(Excerpts from a figure dataset)
########

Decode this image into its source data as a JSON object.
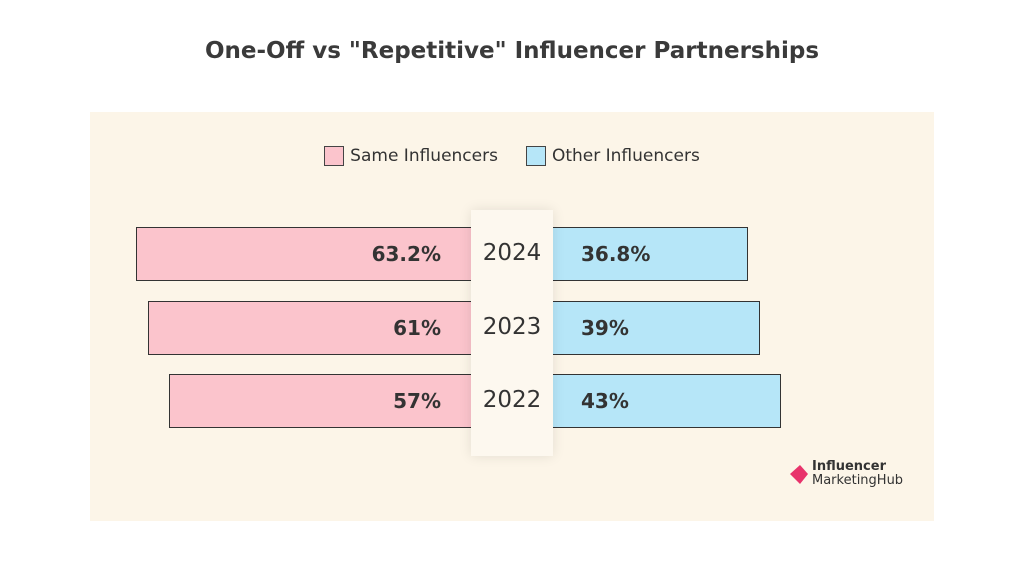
{
  "chart_data": {
    "type": "bar",
    "title": "One-Off vs \"Repetitive\" Influencer Partnerships",
    "orientation": "horizontal-diverging",
    "categories": [
      "2024",
      "2023",
      "2022"
    ],
    "series": [
      {
        "name": "Same Influencers",
        "values": [
          63.2,
          61,
          57
        ],
        "labels": [
          "63.2%",
          "61%",
          "57%"
        ],
        "color": "#fbc4cc"
      },
      {
        "name": "Other Influencers",
        "values": [
          36.8,
          39,
          43
        ],
        "labels": [
          "36.8%",
          "39%",
          "43%"
        ],
        "color": "#b6e6f8"
      }
    ],
    "legend": "top-center",
    "grid": false
  },
  "logo": {
    "line1": "Influencer",
    "line2": "MarketingHub",
    "color": "#e8336b"
  }
}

########

SHORT EXERCISE.
Reproduce each line of the records exactly, and omit every picture.

PROBLEM SOLUTION.
Decode this image into its source data as a JSON object.
{
  "chart_data": {
    "type": "bar",
    "title": "One-Off vs \"Repetitive\" Influencer Partnerships",
    "orientation": "horizontal-diverging",
    "categories": [
      "2024",
      "2023",
      "2022"
    ],
    "series": [
      {
        "name": "Same Influencers",
        "values": [
          63.2,
          61,
          57
        ],
        "labels": [
          "63.2%",
          "61%",
          "57%"
        ],
        "color": "#fbc4cc"
      },
      {
        "name": "Other Influencers",
        "values": [
          36.8,
          39,
          43
        ],
        "labels": [
          "36.8%",
          "39%",
          "43%"
        ],
        "color": "#b6e6f8"
      }
    ],
    "legend": "top-center",
    "grid": false
  },
  "logo": {
    "line1": "Influencer",
    "line2": "MarketingHub",
    "color": "#e8336b"
  }
}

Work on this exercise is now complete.